_Records supplied_
begin
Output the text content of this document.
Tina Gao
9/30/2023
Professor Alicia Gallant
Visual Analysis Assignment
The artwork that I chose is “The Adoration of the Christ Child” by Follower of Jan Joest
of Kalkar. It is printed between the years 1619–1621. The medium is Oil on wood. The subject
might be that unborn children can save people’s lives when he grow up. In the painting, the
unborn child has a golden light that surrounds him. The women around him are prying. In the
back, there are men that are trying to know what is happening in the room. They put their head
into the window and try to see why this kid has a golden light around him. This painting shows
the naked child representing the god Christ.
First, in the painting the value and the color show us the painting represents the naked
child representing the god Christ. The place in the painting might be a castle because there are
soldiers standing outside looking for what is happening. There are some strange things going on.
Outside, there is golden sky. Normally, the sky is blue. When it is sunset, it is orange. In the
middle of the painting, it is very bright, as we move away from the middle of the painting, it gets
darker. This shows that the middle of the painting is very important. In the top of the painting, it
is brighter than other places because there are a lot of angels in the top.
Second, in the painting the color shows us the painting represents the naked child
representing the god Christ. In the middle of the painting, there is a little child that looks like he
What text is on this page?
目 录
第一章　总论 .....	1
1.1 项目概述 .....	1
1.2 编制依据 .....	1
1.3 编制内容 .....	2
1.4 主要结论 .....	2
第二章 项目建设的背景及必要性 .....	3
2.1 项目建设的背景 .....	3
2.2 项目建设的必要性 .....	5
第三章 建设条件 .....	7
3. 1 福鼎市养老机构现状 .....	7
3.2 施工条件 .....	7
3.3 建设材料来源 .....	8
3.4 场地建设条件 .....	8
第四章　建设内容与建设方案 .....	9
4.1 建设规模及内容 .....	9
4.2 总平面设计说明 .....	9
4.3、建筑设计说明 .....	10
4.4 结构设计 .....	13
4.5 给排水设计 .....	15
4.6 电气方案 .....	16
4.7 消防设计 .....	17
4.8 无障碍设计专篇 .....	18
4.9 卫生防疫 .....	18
end
_Instruction_
State the number of lines that contain the string "very", with no other words.

_Task output_
2